◆ **Given entries**:
>> BEGIN

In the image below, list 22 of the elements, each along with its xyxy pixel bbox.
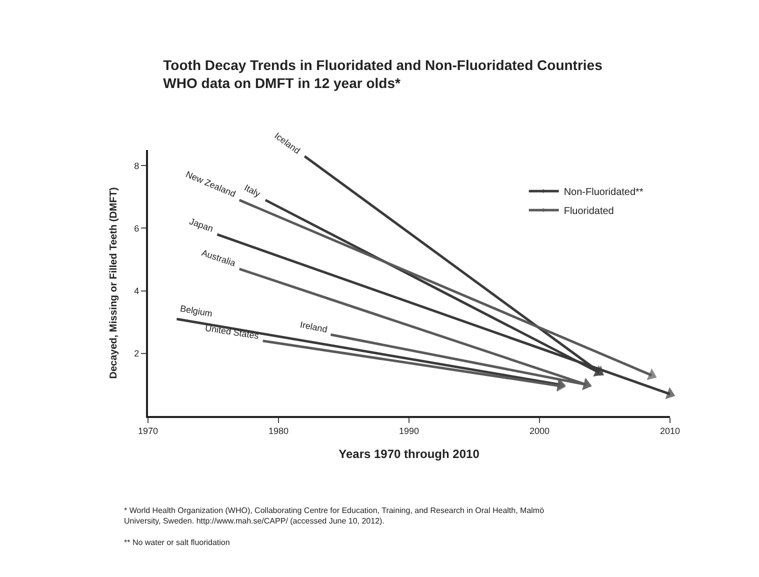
x-axis-title: Years 1970 through 2010	[338, 447, 480, 462]
x-tick-label: 1980	[268, 426, 289, 436]
y-tick-label: 4	[134, 286, 140, 296]
chart-subtitle: WHO data on DMFT in 12 year olds*	[163, 75, 401, 92]
text: ** No water or salt fluoridation	[124, 538, 230, 547]
y-tick-label: 6	[134, 223, 140, 234]
annotation: Japan	[188, 216, 215, 234]
x-tick-label: 2010	[660, 426, 680, 436]
legend-label: Non-Fluoridated**	[564, 187, 644, 198]
legend-label: Fluoridated	[564, 206, 614, 217]
x-tick-label: 2000	[529, 426, 550, 436]
chart-title: Tooth Decay Trends in Fluoridated and Non-Fluoridated Countries	[163, 57, 603, 73]
x-tick-label: 1990	[398, 426, 420, 436]
y-axis-title: Decayed, Missing or Filled Teeth (DMFT)	[108, 187, 120, 379]
annotation: Ireland	[299, 319, 328, 335]
annotation: Italy	[242, 182, 262, 200]
x-tick-label: 1970	[138, 426, 158, 436]
annotation: United States	[204, 322, 260, 341]
text: * World Health Organization (WHO), Collaborating Centre for Education, Training, and Research in Oral Health, Malmö University, Sweden. http://www.mah.se/CAPP/ (accessed June 10, 2012).	[124, 506, 545, 526]
y-tick-label: 8	[134, 160, 140, 171]
annotation: Belgium	[179, 303, 214, 319]
y-tick-label: 2	[134, 348, 140, 359]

>> END

◆ **What you will do**: Repeat the entries with "annotation" substituted by "callout" everywhere it appears, changing nothing else, and leave out the picture.

◆ **Response to the exercise**:
In the image below, list 22 of the elements, each along with its xyxy pixel bbox.
x-axis-title: Years 1970 through 2010	[338, 447, 480, 462]
x-tick-label: 1980	[268, 426, 289, 436]
y-tick-label: 4	[134, 286, 140, 296]
chart-subtitle: WHO data on DMFT in 12 year olds*	[163, 75, 401, 92]
text: ** No water or salt fluoridation	[124, 538, 230, 547]
y-tick-label: 6	[134, 223, 140, 234]
callout: Japan	[188, 216, 215, 234]
x-tick-label: 2010	[660, 426, 680, 436]
legend-label: Non-Fluoridated**	[564, 187, 644, 198]
legend-label: Fluoridated	[564, 206, 614, 217]
x-tick-label: 2000	[529, 426, 550, 436]
chart-title: Tooth Decay Trends in Fluoridated and Non-Fluoridated Countries	[163, 57, 603, 73]
x-tick-label: 1990	[398, 426, 420, 436]
y-axis-title: Decayed, Missing or Filled Teeth (DMFT)	[108, 187, 120, 379]
callout: Ireland	[299, 319, 328, 335]
callout: Italy	[242, 182, 262, 200]
x-tick-label: 1970	[138, 426, 158, 436]
callout: United States	[204, 322, 260, 341]
text: * World Health Organization (WHO), Collaborating Centre for Education, Training, and Research in Oral Health, Malmö University, Sweden. http://www.mah.se/CAPP/ (accessed June 10, 2012).	[124, 506, 545, 526]
y-tick-label: 8	[134, 160, 140, 171]
callout: Belgium	[179, 303, 214, 319]
y-tick-label: 2	[134, 348, 140, 359]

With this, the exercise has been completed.